### Exercise requirements:
Collect every line below that contains the word "arrow".

### Records for this exercise:
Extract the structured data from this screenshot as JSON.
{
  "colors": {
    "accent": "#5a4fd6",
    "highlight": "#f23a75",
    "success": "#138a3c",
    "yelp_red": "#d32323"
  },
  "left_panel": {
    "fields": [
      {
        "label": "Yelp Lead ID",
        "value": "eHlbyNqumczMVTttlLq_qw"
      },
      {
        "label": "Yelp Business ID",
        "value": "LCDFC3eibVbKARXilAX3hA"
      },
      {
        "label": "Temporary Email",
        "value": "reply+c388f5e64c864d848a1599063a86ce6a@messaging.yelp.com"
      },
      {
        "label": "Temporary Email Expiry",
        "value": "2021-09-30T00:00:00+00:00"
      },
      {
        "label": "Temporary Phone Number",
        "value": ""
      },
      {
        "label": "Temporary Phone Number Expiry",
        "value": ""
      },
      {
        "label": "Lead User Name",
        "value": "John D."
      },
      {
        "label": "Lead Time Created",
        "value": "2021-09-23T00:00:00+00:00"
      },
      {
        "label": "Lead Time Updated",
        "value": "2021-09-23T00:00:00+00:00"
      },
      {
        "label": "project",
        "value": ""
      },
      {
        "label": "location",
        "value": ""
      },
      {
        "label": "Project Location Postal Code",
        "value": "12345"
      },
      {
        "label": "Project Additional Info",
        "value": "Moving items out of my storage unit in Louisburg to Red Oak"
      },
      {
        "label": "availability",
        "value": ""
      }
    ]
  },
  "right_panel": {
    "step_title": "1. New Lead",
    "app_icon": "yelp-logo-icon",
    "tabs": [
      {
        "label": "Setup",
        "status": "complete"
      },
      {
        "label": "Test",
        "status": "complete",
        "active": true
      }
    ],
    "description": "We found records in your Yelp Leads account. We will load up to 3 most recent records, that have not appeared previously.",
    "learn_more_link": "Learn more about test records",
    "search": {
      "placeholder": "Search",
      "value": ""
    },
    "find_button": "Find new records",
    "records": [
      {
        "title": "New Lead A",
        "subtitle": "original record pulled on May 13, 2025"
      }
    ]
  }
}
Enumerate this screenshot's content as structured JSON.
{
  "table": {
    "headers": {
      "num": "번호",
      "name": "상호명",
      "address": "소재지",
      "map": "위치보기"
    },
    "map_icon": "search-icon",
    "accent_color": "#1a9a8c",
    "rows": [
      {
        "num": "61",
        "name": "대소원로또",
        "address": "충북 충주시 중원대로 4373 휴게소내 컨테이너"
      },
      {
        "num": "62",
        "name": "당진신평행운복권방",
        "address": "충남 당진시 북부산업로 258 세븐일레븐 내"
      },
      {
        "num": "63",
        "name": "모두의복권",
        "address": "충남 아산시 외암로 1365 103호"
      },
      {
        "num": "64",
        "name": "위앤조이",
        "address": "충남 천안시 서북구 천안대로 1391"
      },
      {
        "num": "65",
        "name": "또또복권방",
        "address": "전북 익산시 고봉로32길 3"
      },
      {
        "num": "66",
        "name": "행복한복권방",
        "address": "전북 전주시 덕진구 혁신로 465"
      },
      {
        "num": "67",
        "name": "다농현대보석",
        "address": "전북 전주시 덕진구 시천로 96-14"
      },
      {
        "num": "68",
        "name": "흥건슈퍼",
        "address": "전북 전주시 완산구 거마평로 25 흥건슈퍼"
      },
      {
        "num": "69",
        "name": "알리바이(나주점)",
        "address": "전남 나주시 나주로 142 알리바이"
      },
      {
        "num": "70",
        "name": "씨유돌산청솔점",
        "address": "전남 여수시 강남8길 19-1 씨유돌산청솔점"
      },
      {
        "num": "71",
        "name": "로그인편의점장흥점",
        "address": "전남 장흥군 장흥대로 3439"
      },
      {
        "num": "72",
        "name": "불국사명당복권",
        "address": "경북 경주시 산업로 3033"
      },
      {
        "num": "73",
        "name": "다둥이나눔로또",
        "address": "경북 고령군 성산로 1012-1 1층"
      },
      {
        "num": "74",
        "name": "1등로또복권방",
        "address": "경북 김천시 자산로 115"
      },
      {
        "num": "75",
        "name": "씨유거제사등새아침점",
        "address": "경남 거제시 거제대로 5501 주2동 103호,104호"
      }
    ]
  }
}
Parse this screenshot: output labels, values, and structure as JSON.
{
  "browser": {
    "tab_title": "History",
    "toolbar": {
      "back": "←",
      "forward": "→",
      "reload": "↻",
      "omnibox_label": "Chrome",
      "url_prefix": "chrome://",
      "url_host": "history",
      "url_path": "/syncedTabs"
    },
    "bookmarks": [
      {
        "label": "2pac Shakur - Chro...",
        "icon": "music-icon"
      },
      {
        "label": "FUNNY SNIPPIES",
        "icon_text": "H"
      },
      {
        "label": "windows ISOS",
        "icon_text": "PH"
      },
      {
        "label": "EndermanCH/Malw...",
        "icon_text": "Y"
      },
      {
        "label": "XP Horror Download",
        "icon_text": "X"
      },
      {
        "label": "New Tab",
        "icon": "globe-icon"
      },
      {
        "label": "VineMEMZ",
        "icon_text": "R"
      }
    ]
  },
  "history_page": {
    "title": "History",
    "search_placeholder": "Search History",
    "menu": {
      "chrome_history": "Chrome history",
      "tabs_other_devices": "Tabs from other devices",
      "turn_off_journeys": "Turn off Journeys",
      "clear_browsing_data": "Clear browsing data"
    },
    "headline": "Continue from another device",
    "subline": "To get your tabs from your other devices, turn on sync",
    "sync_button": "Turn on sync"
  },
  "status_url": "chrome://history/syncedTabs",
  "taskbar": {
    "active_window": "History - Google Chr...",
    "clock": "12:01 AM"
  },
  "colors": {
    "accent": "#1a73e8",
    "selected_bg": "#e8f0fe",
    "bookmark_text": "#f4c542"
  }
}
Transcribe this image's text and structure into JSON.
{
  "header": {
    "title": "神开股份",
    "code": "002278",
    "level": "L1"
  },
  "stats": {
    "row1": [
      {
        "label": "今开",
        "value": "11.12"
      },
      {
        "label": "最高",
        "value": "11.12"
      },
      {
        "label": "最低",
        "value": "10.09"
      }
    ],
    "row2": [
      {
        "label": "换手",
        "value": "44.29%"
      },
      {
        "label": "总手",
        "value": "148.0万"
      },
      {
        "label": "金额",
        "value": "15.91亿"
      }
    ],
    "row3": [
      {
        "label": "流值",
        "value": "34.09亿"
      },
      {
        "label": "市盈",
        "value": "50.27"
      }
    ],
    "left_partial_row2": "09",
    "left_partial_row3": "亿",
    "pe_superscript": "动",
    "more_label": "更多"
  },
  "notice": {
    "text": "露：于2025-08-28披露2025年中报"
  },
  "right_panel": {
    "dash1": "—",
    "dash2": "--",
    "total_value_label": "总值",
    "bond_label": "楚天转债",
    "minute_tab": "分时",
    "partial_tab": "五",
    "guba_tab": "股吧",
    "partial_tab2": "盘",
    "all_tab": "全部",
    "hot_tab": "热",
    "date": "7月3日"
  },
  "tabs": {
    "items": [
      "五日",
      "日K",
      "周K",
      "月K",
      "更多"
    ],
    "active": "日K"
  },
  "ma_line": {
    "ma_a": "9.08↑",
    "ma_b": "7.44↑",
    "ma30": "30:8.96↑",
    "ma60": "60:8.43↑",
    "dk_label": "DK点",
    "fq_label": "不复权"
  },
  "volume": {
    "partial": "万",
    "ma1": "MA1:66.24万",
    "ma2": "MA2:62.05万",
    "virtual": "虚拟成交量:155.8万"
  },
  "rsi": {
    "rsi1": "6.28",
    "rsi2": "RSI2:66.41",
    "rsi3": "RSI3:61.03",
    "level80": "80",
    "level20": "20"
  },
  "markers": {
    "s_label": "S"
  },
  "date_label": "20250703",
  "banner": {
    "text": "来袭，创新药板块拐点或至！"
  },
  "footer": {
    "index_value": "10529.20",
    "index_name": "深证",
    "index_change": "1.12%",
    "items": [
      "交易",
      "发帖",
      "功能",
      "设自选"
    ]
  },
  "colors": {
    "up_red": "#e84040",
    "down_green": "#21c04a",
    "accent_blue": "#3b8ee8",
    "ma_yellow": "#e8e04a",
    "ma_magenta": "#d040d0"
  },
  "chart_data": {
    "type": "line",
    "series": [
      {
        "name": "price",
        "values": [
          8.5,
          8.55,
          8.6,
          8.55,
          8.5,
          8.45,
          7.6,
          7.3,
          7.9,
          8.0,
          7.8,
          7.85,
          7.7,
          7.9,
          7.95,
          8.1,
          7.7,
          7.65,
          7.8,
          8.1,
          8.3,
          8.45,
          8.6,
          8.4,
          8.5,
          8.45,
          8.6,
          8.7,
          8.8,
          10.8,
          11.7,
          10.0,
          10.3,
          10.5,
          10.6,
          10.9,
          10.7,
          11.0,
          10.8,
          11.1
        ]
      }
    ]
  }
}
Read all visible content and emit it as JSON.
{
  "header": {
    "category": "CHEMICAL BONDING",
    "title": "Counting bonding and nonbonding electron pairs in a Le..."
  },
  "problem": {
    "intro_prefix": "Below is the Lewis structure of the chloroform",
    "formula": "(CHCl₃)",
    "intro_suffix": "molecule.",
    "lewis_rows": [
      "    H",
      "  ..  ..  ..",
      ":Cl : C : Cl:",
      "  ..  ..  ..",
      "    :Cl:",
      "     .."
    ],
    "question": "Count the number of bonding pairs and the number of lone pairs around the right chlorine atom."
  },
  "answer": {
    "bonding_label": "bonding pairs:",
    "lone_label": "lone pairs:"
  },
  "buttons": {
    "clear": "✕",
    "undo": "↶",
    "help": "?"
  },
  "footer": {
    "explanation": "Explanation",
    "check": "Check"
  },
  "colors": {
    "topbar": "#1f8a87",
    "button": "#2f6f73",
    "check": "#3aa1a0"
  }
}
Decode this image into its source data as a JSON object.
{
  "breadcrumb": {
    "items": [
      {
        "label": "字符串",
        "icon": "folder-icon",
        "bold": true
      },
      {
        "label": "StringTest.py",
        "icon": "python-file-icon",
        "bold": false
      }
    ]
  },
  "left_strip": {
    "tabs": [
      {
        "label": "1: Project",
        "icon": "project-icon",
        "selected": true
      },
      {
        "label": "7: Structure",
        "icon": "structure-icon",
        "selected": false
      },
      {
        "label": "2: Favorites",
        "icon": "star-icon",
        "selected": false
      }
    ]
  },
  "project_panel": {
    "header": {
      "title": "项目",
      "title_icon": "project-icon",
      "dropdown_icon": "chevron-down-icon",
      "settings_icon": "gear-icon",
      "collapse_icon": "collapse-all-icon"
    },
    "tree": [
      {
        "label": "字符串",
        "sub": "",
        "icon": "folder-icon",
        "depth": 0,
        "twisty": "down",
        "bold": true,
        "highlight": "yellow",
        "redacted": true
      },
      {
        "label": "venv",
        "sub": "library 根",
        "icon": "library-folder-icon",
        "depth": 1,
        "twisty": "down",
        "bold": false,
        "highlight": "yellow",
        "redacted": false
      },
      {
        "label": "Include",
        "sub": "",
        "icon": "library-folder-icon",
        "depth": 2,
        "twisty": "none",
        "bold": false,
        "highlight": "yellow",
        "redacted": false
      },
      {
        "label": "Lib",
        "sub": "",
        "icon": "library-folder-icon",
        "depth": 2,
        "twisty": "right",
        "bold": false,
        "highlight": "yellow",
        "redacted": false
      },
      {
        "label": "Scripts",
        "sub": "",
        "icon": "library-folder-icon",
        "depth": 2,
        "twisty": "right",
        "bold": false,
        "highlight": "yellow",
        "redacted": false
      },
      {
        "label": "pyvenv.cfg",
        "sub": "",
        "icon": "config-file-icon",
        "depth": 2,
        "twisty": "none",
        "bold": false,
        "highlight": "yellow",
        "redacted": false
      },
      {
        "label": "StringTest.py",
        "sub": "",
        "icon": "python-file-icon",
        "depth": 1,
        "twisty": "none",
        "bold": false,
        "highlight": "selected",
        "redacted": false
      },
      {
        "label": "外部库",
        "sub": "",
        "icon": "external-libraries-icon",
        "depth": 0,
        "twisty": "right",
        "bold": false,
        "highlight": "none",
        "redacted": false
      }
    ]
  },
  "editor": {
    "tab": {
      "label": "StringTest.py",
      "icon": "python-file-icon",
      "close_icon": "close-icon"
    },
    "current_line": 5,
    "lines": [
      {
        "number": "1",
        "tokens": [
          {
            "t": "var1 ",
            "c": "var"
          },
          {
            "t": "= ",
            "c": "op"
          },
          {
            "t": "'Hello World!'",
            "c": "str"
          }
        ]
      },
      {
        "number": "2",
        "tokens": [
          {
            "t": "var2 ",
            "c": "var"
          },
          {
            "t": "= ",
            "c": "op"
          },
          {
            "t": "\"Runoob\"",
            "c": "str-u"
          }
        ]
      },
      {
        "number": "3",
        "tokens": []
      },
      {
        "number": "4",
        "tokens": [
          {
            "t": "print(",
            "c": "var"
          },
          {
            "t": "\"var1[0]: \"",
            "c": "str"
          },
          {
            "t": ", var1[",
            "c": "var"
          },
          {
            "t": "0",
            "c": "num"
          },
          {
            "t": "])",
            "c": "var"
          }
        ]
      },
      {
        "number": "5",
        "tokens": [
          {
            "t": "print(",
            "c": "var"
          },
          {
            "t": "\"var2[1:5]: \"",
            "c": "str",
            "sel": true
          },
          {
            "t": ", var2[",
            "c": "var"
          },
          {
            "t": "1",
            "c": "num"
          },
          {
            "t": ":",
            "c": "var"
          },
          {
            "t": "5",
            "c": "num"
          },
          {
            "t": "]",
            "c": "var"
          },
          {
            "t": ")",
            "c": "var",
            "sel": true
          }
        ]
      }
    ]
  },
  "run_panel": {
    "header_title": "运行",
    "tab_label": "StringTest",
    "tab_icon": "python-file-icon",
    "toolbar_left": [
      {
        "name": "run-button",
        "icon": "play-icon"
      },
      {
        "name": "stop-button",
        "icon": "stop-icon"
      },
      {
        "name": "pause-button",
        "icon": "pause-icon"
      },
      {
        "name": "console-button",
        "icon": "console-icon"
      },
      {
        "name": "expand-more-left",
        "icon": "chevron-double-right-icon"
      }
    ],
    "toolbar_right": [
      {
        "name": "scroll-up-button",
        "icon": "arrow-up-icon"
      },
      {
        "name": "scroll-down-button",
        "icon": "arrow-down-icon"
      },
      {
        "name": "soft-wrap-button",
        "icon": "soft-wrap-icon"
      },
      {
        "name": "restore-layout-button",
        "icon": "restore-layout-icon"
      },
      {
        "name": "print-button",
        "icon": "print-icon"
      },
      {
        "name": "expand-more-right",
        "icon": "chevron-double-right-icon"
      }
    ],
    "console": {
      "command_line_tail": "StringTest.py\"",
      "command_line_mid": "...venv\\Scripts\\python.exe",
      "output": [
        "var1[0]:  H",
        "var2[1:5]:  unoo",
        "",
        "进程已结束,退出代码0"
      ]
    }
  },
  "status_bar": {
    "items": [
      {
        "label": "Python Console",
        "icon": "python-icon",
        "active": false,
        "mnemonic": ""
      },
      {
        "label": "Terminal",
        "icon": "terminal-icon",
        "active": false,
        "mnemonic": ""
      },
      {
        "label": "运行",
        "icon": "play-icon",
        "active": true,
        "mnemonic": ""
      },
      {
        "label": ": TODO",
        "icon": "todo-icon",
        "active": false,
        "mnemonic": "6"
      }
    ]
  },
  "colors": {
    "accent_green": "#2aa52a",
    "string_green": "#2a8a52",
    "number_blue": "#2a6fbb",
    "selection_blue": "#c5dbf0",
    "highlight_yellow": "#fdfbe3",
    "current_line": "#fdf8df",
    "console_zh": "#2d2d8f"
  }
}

### Reply to the task:
        "icon": "arrow-up-icon"
        "icon": "arrow-down-icon"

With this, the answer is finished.